#### What to work on
Filter the records below down to lines containing "Kroupa".

#### Data excerpts
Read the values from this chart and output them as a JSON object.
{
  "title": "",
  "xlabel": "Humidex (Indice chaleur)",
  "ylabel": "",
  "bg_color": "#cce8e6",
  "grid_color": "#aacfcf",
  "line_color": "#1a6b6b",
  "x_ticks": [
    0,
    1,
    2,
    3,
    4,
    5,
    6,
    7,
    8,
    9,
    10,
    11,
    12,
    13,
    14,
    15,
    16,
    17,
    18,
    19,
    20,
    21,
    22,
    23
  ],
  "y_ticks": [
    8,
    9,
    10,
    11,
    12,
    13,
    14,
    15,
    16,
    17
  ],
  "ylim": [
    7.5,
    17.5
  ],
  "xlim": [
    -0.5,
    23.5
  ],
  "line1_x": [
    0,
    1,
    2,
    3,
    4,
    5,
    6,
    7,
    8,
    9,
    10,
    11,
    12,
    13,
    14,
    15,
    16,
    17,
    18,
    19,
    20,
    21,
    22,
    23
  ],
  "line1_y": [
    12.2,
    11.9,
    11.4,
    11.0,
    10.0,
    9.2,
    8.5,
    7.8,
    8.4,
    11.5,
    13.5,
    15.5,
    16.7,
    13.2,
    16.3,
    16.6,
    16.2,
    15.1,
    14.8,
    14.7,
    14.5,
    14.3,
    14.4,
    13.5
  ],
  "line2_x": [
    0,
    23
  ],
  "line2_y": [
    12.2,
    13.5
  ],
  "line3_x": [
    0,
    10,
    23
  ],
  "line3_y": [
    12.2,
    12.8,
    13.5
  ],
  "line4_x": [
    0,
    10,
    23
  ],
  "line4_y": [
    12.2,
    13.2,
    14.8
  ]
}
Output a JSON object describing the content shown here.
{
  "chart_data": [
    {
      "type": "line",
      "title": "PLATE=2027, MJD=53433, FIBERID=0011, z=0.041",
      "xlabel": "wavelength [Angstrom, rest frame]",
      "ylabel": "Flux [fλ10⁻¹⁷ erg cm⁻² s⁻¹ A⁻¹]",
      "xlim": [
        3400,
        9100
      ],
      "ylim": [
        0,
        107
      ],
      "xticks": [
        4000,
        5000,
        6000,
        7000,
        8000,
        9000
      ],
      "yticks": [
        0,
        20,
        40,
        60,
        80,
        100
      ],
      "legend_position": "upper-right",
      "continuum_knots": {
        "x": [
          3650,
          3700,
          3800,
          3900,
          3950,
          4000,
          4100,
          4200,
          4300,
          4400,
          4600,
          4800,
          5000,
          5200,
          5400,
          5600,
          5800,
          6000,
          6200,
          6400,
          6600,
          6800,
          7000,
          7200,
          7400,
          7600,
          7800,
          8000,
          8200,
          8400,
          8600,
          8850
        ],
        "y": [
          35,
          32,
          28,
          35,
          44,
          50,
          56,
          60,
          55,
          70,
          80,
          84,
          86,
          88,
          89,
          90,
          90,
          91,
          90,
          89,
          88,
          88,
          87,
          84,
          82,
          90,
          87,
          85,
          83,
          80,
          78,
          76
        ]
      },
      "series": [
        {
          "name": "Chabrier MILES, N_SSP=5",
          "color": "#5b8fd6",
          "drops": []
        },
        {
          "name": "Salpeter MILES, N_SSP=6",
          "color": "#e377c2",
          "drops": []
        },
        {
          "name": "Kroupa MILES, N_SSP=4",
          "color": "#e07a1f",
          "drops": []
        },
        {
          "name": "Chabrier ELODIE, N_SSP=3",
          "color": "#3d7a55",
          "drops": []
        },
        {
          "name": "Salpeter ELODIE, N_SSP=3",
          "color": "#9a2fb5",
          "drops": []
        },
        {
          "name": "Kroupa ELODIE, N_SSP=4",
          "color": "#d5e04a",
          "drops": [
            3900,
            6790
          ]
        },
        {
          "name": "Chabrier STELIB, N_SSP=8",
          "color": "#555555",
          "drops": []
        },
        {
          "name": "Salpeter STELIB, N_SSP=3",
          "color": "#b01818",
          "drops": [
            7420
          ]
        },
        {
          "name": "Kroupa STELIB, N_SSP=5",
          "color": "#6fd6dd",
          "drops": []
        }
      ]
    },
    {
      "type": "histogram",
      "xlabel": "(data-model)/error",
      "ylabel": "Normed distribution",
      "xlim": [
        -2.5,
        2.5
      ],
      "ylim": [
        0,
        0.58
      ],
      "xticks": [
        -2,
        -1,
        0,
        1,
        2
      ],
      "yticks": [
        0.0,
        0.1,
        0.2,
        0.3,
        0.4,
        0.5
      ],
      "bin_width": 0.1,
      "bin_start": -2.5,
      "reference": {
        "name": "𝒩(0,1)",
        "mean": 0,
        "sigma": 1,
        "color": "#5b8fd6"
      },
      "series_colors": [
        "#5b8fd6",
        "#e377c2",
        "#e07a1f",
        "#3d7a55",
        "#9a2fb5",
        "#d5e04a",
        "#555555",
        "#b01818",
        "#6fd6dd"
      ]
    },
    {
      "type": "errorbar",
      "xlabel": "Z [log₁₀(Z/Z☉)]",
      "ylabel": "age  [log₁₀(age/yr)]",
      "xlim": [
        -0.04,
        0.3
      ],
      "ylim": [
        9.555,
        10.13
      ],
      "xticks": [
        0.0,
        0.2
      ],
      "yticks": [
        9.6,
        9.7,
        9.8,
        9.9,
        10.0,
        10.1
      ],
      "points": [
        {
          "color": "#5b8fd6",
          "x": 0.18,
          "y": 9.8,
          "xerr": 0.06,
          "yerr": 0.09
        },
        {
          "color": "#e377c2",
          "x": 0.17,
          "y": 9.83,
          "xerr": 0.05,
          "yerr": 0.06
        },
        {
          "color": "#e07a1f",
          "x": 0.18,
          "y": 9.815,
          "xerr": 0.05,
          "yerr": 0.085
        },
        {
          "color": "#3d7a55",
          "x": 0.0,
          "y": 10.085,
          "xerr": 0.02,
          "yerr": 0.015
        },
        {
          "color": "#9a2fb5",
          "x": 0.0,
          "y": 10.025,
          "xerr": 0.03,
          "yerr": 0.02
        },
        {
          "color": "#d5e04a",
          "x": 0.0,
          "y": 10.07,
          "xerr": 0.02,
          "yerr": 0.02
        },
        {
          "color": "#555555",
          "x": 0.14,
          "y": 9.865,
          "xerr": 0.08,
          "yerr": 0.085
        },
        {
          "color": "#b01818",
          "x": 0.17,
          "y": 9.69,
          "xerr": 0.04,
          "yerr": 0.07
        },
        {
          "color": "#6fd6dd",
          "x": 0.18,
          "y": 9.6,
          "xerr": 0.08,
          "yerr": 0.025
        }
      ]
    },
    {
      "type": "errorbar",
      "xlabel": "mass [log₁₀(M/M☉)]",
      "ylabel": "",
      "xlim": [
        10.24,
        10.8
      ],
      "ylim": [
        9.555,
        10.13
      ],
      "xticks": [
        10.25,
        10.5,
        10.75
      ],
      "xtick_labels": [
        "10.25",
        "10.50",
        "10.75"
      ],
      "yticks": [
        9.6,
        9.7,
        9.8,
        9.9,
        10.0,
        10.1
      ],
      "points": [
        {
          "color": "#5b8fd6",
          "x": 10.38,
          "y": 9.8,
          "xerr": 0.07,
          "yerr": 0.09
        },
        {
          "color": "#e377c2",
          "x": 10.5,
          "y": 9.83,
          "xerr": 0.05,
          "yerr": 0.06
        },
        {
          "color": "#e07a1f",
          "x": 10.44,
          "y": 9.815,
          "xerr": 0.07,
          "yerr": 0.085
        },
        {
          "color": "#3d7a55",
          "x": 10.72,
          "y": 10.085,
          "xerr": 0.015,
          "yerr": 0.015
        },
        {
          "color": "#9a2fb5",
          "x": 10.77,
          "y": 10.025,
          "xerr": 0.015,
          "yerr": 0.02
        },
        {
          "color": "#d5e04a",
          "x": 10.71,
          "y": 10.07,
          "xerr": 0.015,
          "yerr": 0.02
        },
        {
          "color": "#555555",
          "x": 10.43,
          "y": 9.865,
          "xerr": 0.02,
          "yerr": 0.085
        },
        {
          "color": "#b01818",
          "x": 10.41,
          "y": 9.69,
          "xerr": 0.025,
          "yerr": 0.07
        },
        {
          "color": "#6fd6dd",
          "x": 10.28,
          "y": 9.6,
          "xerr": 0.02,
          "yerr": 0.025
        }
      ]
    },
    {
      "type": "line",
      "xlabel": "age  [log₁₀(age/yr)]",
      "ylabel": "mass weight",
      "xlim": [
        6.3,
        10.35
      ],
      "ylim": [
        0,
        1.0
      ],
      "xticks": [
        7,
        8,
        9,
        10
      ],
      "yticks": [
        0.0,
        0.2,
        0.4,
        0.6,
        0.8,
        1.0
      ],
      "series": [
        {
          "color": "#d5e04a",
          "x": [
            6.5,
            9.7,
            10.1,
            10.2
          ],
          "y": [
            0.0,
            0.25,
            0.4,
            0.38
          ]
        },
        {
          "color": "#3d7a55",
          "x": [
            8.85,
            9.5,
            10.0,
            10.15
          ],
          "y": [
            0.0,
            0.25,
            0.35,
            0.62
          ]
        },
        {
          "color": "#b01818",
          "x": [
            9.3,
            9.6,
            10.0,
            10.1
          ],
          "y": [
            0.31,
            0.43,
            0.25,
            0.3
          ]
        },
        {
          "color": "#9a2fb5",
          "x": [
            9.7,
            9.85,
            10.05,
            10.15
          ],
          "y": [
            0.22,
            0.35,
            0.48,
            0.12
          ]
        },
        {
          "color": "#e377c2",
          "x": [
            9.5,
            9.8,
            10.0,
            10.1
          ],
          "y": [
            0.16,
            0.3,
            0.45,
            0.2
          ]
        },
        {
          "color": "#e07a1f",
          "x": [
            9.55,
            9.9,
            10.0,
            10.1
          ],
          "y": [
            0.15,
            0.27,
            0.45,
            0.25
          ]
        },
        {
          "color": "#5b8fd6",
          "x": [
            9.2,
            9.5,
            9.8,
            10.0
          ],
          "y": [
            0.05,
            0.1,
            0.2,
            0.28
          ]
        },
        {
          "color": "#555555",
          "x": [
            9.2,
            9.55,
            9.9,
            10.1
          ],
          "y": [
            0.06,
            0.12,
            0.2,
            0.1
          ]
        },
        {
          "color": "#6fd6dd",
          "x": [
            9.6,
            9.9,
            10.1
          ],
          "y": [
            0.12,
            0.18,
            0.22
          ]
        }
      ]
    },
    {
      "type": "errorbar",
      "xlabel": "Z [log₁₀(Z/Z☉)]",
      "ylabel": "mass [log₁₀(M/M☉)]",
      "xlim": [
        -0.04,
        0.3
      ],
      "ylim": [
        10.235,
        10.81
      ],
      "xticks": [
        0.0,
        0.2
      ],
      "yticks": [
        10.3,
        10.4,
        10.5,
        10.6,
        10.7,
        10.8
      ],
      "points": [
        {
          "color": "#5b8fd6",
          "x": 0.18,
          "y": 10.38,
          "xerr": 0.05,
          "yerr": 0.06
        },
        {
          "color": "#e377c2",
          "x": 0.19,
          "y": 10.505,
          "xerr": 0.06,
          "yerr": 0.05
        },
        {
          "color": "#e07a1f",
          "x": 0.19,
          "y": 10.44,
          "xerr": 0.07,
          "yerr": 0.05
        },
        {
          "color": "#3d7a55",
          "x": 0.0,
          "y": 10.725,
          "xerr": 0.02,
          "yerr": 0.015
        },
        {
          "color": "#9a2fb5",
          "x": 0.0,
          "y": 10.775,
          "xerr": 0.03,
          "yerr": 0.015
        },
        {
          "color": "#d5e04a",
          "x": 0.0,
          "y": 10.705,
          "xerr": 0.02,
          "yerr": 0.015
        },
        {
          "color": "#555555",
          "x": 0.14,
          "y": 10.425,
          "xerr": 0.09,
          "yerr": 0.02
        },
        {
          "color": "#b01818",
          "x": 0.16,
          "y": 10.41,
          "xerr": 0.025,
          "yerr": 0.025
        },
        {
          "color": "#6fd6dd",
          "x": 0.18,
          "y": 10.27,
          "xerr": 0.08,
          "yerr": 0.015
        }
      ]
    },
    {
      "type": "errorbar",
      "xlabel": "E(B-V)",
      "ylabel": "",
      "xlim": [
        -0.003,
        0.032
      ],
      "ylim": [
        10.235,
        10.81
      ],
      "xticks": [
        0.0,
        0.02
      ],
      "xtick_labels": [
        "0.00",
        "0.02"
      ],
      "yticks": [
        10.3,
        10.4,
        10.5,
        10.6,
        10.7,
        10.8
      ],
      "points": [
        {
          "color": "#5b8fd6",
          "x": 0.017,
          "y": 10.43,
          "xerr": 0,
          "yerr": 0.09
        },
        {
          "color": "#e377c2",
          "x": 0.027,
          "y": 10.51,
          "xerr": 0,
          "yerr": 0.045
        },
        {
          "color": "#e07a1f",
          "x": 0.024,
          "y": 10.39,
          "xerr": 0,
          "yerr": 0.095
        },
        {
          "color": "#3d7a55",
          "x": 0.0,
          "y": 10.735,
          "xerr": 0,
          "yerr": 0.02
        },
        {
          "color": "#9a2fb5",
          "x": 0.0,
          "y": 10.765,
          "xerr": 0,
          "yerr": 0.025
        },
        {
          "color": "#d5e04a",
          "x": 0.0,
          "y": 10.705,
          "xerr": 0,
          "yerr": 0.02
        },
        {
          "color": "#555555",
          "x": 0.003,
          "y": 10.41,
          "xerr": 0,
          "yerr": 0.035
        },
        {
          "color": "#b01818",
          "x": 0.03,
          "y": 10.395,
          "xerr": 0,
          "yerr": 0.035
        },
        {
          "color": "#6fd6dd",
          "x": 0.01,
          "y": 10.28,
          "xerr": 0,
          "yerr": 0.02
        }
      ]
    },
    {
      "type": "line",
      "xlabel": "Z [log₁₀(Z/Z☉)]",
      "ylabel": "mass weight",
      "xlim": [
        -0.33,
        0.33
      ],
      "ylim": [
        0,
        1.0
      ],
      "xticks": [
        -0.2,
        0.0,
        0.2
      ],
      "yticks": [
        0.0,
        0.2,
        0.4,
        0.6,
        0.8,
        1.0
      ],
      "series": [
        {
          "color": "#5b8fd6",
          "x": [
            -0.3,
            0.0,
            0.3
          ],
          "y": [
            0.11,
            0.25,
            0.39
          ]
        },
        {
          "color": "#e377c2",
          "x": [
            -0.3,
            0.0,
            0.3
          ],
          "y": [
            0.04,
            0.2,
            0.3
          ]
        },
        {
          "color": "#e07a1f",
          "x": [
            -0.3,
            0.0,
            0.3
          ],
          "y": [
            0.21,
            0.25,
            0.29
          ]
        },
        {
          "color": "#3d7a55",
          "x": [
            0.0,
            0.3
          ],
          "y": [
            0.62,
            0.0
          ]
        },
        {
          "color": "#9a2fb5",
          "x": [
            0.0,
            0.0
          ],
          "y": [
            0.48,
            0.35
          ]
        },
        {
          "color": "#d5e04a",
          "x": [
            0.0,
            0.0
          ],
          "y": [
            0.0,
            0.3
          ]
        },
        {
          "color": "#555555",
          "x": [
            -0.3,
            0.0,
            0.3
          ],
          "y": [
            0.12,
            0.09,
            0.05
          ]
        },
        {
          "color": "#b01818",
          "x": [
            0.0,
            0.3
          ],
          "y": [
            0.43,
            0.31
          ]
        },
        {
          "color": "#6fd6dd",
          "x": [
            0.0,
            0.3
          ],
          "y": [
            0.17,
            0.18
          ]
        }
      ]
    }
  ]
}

#### Solution
          "name": "Kroupa MILES, N_SSP=4",
          "name": "Kroupa ELODIE, N_SSP=4",
          "name": "Kroupa STELIB, N_SSP=5",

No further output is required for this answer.